#### Short task
Repeat the listing in full. Nothing may be added or left out.

(Stored items)
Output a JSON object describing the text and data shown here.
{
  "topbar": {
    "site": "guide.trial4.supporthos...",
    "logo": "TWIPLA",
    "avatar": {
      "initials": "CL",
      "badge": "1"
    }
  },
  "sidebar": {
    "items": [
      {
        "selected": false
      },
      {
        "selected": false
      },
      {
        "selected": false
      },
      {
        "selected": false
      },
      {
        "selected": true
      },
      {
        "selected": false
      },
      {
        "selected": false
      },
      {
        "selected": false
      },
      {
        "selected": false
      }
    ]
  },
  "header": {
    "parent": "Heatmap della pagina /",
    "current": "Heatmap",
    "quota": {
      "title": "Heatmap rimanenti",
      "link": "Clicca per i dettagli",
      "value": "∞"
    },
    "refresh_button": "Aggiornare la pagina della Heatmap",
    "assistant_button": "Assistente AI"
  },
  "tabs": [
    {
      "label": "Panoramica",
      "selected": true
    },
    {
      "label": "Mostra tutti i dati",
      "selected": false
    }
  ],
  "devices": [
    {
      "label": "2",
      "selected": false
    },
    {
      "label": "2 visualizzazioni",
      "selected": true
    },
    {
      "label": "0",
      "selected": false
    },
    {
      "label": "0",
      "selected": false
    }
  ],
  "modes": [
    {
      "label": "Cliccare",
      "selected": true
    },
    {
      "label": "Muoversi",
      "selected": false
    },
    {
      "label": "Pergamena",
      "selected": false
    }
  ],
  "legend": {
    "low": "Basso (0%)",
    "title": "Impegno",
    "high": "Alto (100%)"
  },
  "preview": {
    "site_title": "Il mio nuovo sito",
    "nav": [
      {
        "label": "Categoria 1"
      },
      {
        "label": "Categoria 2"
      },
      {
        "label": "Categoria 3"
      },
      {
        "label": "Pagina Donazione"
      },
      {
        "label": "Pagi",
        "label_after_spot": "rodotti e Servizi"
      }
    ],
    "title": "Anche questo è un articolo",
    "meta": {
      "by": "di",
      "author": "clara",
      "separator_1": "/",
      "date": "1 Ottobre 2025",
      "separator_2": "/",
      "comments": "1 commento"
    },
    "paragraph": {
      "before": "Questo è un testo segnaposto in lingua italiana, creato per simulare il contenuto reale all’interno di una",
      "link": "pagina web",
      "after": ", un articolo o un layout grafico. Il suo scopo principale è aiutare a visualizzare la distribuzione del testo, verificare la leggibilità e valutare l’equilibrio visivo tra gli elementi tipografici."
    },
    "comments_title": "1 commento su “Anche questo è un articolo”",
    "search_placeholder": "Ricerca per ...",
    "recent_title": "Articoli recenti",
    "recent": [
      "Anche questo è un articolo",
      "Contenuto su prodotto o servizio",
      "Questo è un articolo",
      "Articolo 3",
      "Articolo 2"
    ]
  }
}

#### Solution below
Output a JSON object describing the text and data shown here.
{
  "topbar": {
    "site": "guide.trial4.supporthos...",
    "logo": "TWIPLA",
    "avatar": {
      "initials": "CL",
      "badge": "1"
    }
  },
  "sidebar": {
    "items": [
      {
        "selected": false
      },
      {
        "selected": false
      },
      {
        "selected": false
      },
      {
        "selected": false
      },
      {
        "selected": true
      },
      {
        "selected": false
      },
      {
        "selected": false
      },
      {
        "selected": false
      },
      {
        "selected": false
      }
    ]
  },
  "header": {
    "parent": "Heatmap della pagina /",
    "current": "Heatmap",
    "quota": {
      "title": "Heatmap rimanenti",
      "link": "Clicca per i dettagli",
      "value": "∞"
    },
    "refresh_button": "Aggiornare la pagina della Heatmap",
    "assistant_button": "Assistente AI"
  },
  "tabs": [
    {
      "label": "Panoramica",
      "selected": true
    },
    {
      "label": "Mostra tutti i dati",
      "selected": false
    }
  ],
  "devices": [
    {
      "label": "2",
      "selected": false
    },
    {
      "label": "2 visualizzazioni",
      "selected": true
    },
    {
      "label": "0",
      "selected": false
    },
    {
      "label": "0",
      "selected": false
    }
  ],
  "modes": [
    {
      "label": "Cliccare",
      "selected": true
    },
    {
      "label": "Muoversi",
      "selected": false
    },
    {
      "label": "Pergamena",
      "selected": false
    }
  ],
  "legend": {
    "low": "Basso (0%)",
    "title": "Impegno",
    "high": "Alto (100%)"
  },
  "preview": {
    "site_title": "Il mio nuovo sito",
    "nav": [
      {
        "label": "Categoria 1"
      },
      {
        "label": "Categoria 2"
      },
      {
        "label": "Categoria 3"
      },
      {
        "label": "Pagina Donazione"
      },
      {
        "label": "Pagi",
        "label_after_spot": "rodotti e Servizi"
      }
    ],
    "title": "Anche questo è un articolo",
    "meta": {
      "by": "di",
      "author": "clara",
      "separator_1": "/",
      "date": "1 Ottobre 2025",
      "separator_2": "/",
      "comments": "1 commento"
    },
    "paragraph": {
      "before": "Questo è un testo segnaposto in lingua italiana, creato per simulare il contenuto reale all’interno di una",
      "link": "pagina web",
      "after": ", un articolo o un layout grafico. Il suo scopo principale è aiutare a visualizzare la distribuzione del testo, verificare la leggibilità e valutare l’equilibrio visivo tra gli elementi tipografici."
    },
    "comments_title": "1 commento su “Anche questo è un articolo”",
    "search_placeholder": "Ricerca per ...",
    "recent_title": "Articoli recenti",
    "recent": [
      "Anche questo è un articolo",
      "Contenuto su prodotto o servizio",
      "Questo è un articolo",
      "Articolo 3",
      "Articolo 2"
    ]
  }
}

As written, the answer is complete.